(Records excerpted from a collection)
········
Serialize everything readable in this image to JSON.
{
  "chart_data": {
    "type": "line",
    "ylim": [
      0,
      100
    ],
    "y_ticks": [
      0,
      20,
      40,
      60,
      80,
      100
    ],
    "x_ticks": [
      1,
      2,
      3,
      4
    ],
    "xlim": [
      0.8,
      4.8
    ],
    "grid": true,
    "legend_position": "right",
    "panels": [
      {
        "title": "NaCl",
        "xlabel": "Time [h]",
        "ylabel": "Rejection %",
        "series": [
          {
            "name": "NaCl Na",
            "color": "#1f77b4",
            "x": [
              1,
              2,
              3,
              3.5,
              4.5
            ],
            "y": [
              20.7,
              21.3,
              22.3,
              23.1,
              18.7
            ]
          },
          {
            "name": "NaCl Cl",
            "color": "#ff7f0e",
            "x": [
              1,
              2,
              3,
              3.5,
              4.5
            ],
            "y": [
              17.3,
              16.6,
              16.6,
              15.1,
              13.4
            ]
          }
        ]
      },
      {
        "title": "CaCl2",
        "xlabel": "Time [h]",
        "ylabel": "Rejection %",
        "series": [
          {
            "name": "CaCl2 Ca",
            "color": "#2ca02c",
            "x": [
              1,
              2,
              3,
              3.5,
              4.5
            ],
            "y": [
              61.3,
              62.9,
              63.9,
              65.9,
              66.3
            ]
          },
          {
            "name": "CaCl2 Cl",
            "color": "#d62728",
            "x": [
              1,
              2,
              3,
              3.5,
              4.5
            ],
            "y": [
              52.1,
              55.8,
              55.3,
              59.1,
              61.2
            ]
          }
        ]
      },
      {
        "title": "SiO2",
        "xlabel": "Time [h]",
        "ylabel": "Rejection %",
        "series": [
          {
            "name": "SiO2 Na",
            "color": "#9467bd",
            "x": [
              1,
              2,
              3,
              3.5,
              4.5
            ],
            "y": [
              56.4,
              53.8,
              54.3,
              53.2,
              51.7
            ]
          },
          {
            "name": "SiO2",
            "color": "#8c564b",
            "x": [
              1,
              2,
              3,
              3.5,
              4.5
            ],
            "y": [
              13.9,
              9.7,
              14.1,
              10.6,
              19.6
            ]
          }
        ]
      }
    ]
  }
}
········
**THE PROBLEM:**
Send back all of the entries exactly, with nothing missing.

**EXERCISE RESPONSE:**
Serialize everything readable in this image to JSON.
{
  "chart_data": {
    "type": "line",
    "ylim": [
      0,
      100
    ],
    "y_ticks": [
      0,
      20,
      40,
      60,
      80,
      100
    ],
    "x_ticks": [
      1,
      2,
      3,
      4
    ],
    "xlim": [
      0.8,
      4.8
    ],
    "grid": true,
    "legend_position": "right",
    "panels": [
      {
        "title": "NaCl",
        "xlabel": "Time [h]",
        "ylabel": "Rejection %",
        "series": [
          {
            "name": "NaCl Na",
            "color": "#1f77b4",
            "x": [
              1,
              2,
              3,
              3.5,
              4.5
            ],
            "y": [
              20.7,
              21.3,
              22.3,
              23.1,
              18.7
            ]
          },
          {
            "name": "NaCl Cl",
            "color": "#ff7f0e",
            "x": [
              1,
              2,
              3,
              3.5,
              4.5
            ],
            "y": [
              17.3,
              16.6,
              16.6,
              15.1,
              13.4
            ]
          }
        ]
      },
      {
        "title": "CaCl2",
        "xlabel": "Time [h]",
        "ylabel": "Rejection %",
        "series": [
          {
            "name": "CaCl2 Ca",
            "color": "#2ca02c",
            "x": [
              1,
              2,
              3,
              3.5,
              4.5
            ],
            "y": [
              61.3,
              62.9,
              63.9,
              65.9,
              66.3
            ]
          },
          {
            "name": "CaCl2 Cl",
            "color": "#d62728",
            "x": [
              1,
              2,
              3,
              3.5,
              4.5
            ],
            "y": [
              52.1,
              55.8,
              55.3,
              59.1,
              61.2
            ]
          }
        ]
      },
      {
        "title": "SiO2",
        "xlabel": "Time [h]",
        "ylabel": "Rejection %",
        "series": [
          {
            "name": "SiO2 Na",
            "color": "#9467bd",
            "x": [
              1,
              2,
              3,
              3.5,
              4.5
            ],
            "y": [
              56.4,
              53.8,
              54.3,
              53.2,
              51.7
            ]
          },
          {
            "name": "SiO2",
            "color": "#8c564b",
            "x": [
              1,
              2,
              3,
              3.5,
              4.5
            ],
            "y": [
              13.9,
              9.7,
              14.1,
              10.6,
              19.6
            ]
          }
        ]
      }
    ]
  }
}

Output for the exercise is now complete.